(Dataset entries)
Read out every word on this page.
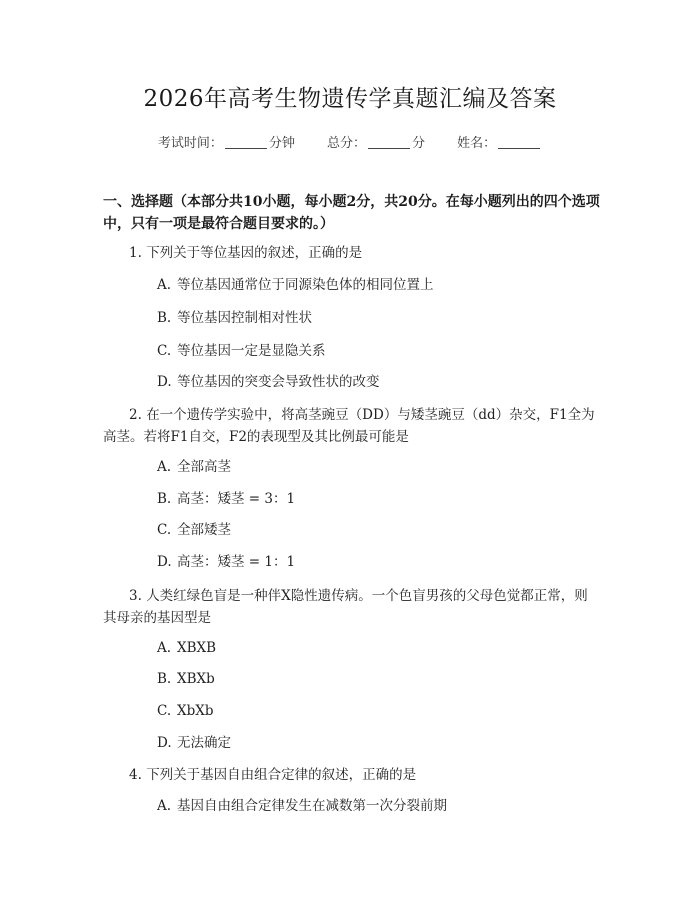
2026年高考生物遗传学真题汇编及答案
考试时间：	分钟 总分：	分 姓名：
一、选择题（本部分共10小题，每小题2分，共20分。在每小题列出的四个选项中，只有一项是最符合题目要求的。）
1. 下列关于等位基因的叙述，正确的是
A. 等位基因通常位于同源染色体的相同位置上
B. 等位基因控制相对性状
C. 等位基因一定是显隐关系
D. 等位基因的突变会导致性状的改变
2. 在一个遗传学实验中，将高茎豌豆（DD）与矮茎豌豆（dd）杂交，F1全为高茎。若将F1自交，F2的表现型及其比例最可能是
A. 全部高茎
B. 高茎：矮茎 = 3：1
C. 全部矮茎
D. 高茎：矮茎 = 1：1
3. 人类红绿色盲是一种伴X隐性遗传病。一个色盲男孩的父母色觉都正常，则其母亲的基因型是
A. XBXB
B. XBXb
C. XbXb
D. 无法确定
4. 下列关于基因自由组合定律的叙述，正确的是
A. 基因自由组合定律发生在减数第一次分裂前期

Exercise details: In the material above, find the lines that contain "正确的是" and show them.

Answer to the task:
1. 下列关于等位基因的叙述，正确的是
4. 下列关于基因自由组合定律的叙述，正确的是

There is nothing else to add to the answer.